== What you are asked to do ==
Extract the whole listing as it stands. Do not include the pictures.
>> begin Supplied information
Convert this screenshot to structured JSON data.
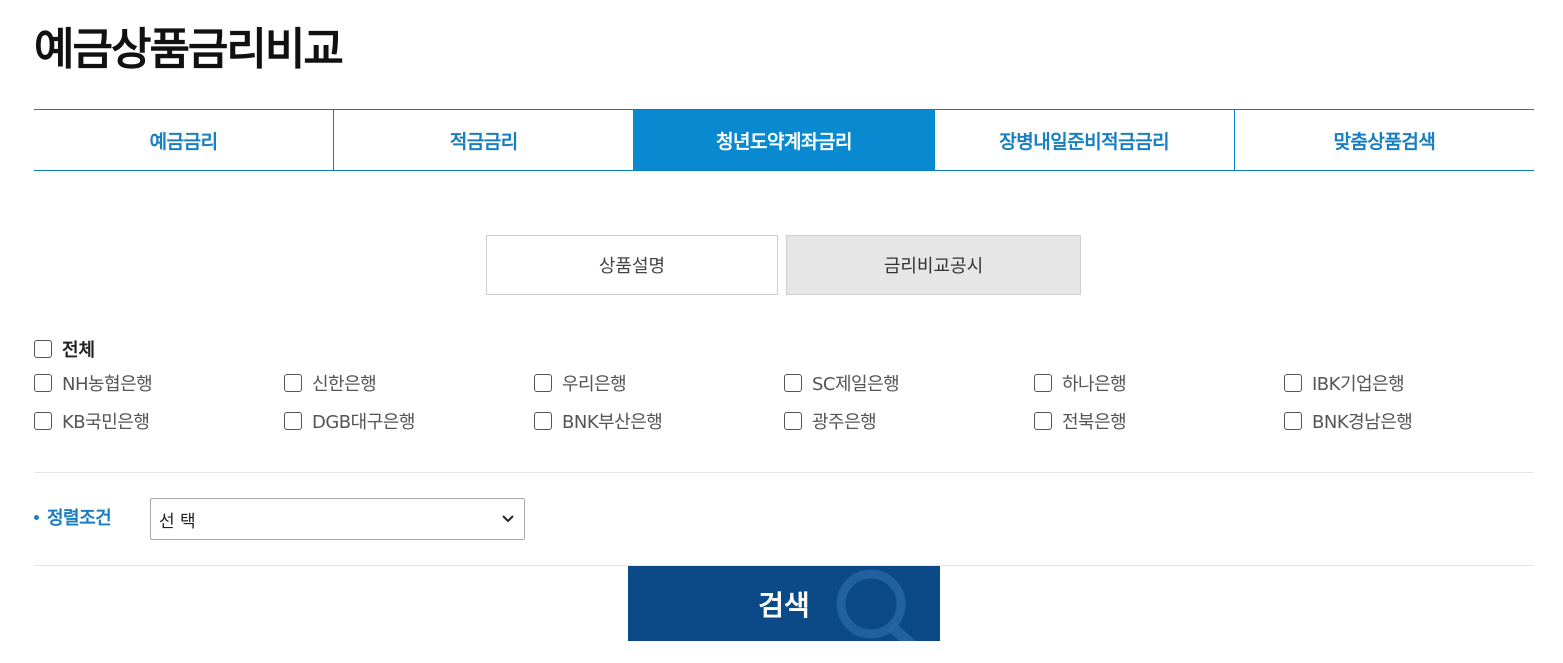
{
  "title": "예금상품금리비교",
  "tabs": [
    {
      "label": "예금금리",
      "active": false
    },
    {
      "label": "적금금리",
      "active": false
    },
    {
      "label": "청년도약계좌금리",
      "active": true
    },
    {
      "label": "장병내일준비적금금리",
      "active": false
    },
    {
      "label": "맞춤상품검색",
      "active": false
    }
  ],
  "subtabs": [
    {
      "label": "상품설명",
      "active": false
    },
    {
      "label": "금리비교공시",
      "active": true
    }
  ],
  "check_all": {
    "label": "전체",
    "checked": false
  },
  "banks": [
    {
      "label": "NH농협은행",
      "checked": false
    },
    {
      "label": "신한은행",
      "checked": false
    },
    {
      "label": "우리은행",
      "checked": false
    },
    {
      "label": "SC제일은행",
      "checked": false
    },
    {
      "label": "하나은행",
      "checked": false
    },
    {
      "label": "IBK기업은행",
      "checked": false
    },
    {
      "label": "KB국민은행",
      "checked": false
    },
    {
      "label": "DGB대구은행",
      "checked": false
    },
    {
      "label": "BNK부산은행",
      "checked": false
    },
    {
      "label": "광주은행",
      "checked": false
    },
    {
      "label": "전북은행",
      "checked": false
    },
    {
      "label": "BNK경남은행",
      "checked": false
    }
  ],
  "sort": {
    "label": "정렬조건",
    "selected": "선 택"
  },
  "search_button": {
    "label": "검색"
  },
  "colors": {
    "accent": "#0989cf",
    "tab_text": "#1a7fc0",
    "button": "#0c4a87"
  }
}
>> end Supplied information
== Result of this exercise ==
Convert this screenshot to structured JSON data.
{
  "title": "예금상품금리비교",
  "tabs": [
    {
      "label": "예금금리",
      "active": false
    },
    {
      "label": "적금금리",
      "active": false
    },
    {
      "label": "청년도약계좌금리",
      "active": true
    },
    {
      "label": "장병내일준비적금금리",
      "active": false
    },
    {
      "label": "맞춤상품검색",
      "active": false
    }
  ],
  "subtabs": [
    {
      "label": "상품설명",
      "active": false
    },
    {
      "label": "금리비교공시",
      "active": true
    }
  ],
  "check_all": {
    "label": "전체",
    "checked": false
  },
  "banks": [
    {
      "label": "NH농협은행",
      "checked": false
    },
    {
      "label": "신한은행",
      "checked": false
    },
    {
      "label": "우리은행",
      "checked": false
    },
    {
      "label": "SC제일은행",
      "checked": false
    },
    {
      "label": "하나은행",
      "checked": false
    },
    {
      "label": "IBK기업은행",
      "checked": false
    },
    {
      "label": "KB국민은행",
      "checked": false
    },
    {
      "label": "DGB대구은행",
      "checked": false
    },
    {
      "label": "BNK부산은행",
      "checked": false
    },
    {
      "label": "광주은행",
      "checked": false
    },
    {
      "label": "전북은행",
      "checked": false
    },
    {
      "label": "BNK경남은행",
      "checked": false
    }
  ],
  "sort": {
    "label": "정렬조건",
    "selected": "선 택"
  },
  "search_button": {
    "label": "검색"
  },
  "colors": {
    "accent": "#0989cf",
    "tab_text": "#1a7fc0",
    "button": "#0c4a87"
  }
}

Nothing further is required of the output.